**Entries taken from a collection:**

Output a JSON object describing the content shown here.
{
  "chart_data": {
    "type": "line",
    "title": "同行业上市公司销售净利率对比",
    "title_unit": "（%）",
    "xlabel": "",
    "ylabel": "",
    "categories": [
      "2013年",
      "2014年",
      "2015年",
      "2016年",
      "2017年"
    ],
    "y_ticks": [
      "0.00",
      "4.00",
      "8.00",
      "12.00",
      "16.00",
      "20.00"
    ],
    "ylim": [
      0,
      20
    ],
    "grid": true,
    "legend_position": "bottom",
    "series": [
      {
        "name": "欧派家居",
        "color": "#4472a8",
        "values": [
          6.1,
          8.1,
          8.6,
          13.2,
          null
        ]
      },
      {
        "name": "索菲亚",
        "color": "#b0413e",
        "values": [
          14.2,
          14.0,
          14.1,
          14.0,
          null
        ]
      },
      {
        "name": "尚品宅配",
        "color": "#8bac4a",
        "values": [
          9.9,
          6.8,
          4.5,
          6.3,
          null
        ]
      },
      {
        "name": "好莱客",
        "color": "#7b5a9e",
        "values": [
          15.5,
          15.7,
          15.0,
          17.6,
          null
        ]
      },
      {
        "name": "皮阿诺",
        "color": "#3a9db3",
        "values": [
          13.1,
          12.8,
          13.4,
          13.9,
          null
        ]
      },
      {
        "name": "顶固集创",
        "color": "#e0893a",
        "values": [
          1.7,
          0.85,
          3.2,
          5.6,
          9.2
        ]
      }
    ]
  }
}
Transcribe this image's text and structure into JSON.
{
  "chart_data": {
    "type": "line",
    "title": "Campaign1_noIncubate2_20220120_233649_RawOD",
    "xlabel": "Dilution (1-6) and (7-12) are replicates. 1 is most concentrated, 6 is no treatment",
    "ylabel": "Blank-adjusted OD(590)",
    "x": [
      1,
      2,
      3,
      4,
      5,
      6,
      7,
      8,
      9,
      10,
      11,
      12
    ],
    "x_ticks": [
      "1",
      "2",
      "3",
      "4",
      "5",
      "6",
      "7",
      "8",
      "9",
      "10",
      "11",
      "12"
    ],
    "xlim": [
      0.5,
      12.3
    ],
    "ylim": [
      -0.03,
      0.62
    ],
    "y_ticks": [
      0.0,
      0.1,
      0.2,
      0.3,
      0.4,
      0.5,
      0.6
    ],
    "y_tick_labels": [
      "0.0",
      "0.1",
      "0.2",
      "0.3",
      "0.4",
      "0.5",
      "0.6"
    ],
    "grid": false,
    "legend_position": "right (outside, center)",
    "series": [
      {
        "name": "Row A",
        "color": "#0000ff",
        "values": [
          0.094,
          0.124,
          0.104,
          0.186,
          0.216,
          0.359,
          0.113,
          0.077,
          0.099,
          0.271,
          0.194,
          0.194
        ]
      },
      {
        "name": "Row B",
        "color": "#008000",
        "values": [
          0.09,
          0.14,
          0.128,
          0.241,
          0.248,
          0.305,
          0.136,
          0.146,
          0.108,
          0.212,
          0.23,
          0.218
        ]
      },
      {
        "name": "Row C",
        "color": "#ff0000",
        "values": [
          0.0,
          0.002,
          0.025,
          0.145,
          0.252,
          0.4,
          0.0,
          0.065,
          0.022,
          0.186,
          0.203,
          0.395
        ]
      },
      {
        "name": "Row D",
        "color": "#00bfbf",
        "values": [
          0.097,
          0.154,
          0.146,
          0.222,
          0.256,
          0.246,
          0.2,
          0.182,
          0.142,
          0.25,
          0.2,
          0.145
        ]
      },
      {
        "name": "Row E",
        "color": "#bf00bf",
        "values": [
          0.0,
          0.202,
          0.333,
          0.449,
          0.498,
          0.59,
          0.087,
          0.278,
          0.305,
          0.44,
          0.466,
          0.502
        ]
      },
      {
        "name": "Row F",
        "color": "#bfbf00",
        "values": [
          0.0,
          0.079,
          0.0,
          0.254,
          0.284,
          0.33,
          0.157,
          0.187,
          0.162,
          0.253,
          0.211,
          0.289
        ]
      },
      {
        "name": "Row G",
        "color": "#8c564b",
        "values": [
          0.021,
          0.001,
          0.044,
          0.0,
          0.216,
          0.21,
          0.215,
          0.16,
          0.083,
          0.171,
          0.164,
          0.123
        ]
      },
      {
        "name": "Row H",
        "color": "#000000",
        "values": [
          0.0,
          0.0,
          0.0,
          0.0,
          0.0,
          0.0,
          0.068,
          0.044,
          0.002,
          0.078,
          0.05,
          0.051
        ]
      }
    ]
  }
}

**Problem to work on:**
Reproduce each entry above exactly, keeping every word.

**Completed task:**
Output a JSON object describing the content shown here.
{
  "chart_data": {
    "type": "line",
    "title": "同行业上市公司销售净利率对比",
    "title_unit": "（%）",
    "xlabel": "",
    "ylabel": "",
    "categories": [
      "2013年",
      "2014年",
      "2015年",
      "2016年",
      "2017年"
    ],
    "y_ticks": [
      "0.00",
      "4.00",
      "8.00",
      "12.00",
      "16.00",
      "20.00"
    ],
    "ylim": [
      0,
      20
    ],
    "grid": true,
    "legend_position": "bottom",
    "series": [
      {
        "name": "欧派家居",
        "color": "#4472a8",
        "values": [
          6.1,
          8.1,
          8.6,
          13.2,
          null
        ]
      },
      {
        "name": "索菲亚",
        "color": "#b0413e",
        "values": [
          14.2,
          14.0,
          14.1,
          14.0,
          null
        ]
      },
      {
        "name": "尚品宅配",
        "color": "#8bac4a",
        "values": [
          9.9,
          6.8,
          4.5,
          6.3,
          null
        ]
      },
      {
        "name": "好莱客",
        "color": "#7b5a9e",
        "values": [
          15.5,
          15.7,
          15.0,
          17.6,
          null
        ]
      },
      {
        "name": "皮阿诺",
        "color": "#3a9db3",
        "values": [
          13.1,
          12.8,
          13.4,
          13.9,
          null
        ]
      },
      {
        "name": "顶固集创",
        "color": "#e0893a",
        "values": [
          1.7,
          0.85,
          3.2,
          5.6,
          9.2
        ]
      }
    ]
  }
}
Transcribe this image's text and structure into JSON.
{
  "chart_data": {
    "type": "line",
    "title": "Campaign1_noIncubate2_20220120_233649_RawOD",
    "xlabel": "Dilution (1-6) and (7-12) are replicates. 1 is most concentrated, 6 is no treatment",
    "ylabel": "Blank-adjusted OD(590)",
    "x": [
      1,
      2,
      3,
      4,
      5,
      6,
      7,
      8,
      9,
      10,
      11,
      12
    ],
    "x_ticks": [
      "1",
      "2",
      "3",
      "4",
      "5",
      "6",
      "7",
      "8",
      "9",
      "10",
      "11",
      "12"
    ],
    "xlim": [
      0.5,
      12.3
    ],
    "ylim": [
      -0.03,
      0.62
    ],
    "y_ticks": [
      0.0,
      0.1,
      0.2,
      0.3,
      0.4,
      0.5,
      0.6
    ],
    "y_tick_labels": [
      "0.0",
      "0.1",
      "0.2",
      "0.3",
      "0.4",
      "0.5",
      "0.6"
    ],
    "grid": false,
    "legend_position": "right (outside, center)",
    "series": [
      {
        "name": "Row A",
        "color": "#0000ff",
        "values": [
          0.094,
          0.124,
          0.104,
          0.186,
          0.216,
          0.359,
          0.113,
          0.077,
          0.099,
          0.271,
          0.194,
          0.194
        ]
      },
      {
        "name": "Row B",
        "color": "#008000",
        "values": [
          0.09,
          0.14,
          0.128,
          0.241,
          0.248,
          0.305,
          0.136,
          0.146,
          0.108,
          0.212,
          0.23,
          0.218
        ]
      },
      {
        "name": "Row C",
        "color": "#ff0000",
        "values": [
          0.0,
          0.002,
          0.025,
          0.145,
          0.252,
          0.4,
          0.0,
          0.065,
          0.022,
          0.186,
          0.203,
          0.395
        ]
      },
      {
        "name": "Row D",
        "color": "#00bfbf",
        "values": [
          0.097,
          0.154,
          0.146,
          0.222,
          0.256,
          0.246,
          0.2,
          0.182,
          0.142,
          0.25,
          0.2,
          0.145
        ]
      },
      {
        "name": "Row E",
        "color": "#bf00bf",
        "values": [
          0.0,
          0.202,
          0.333,
          0.449,
          0.498,
          0.59,
          0.087,
          0.278,
          0.305,
          0.44,
          0.466,
          0.502
        ]
      },
      {
        "name": "Row F",
        "color": "#bfbf00",
        "values": [
          0.0,
          0.079,
          0.0,
          0.254,
          0.284,
          0.33,
          0.157,
          0.187,
          0.162,
          0.253,
          0.211,
          0.289
        ]
      },
      {
        "name": "Row G",
        "color": "#8c564b",
        "values": [
          0.021,
          0.001,
          0.044,
          0.0,
          0.216,
          0.21,
          0.215,
          0.16,
          0.083,
          0.171,
          0.164,
          0.123
        ]
      },
      {
        "name": "Row H",
        "color": "#000000",
        "values": [
          0.0,
          0.0,
          0.0,
          0.0,
          0.0,
          0.0,
          0.068,
          0.044,
          0.002,
          0.078,
          0.05,
          0.051
        ]
      }
    ]
  }
}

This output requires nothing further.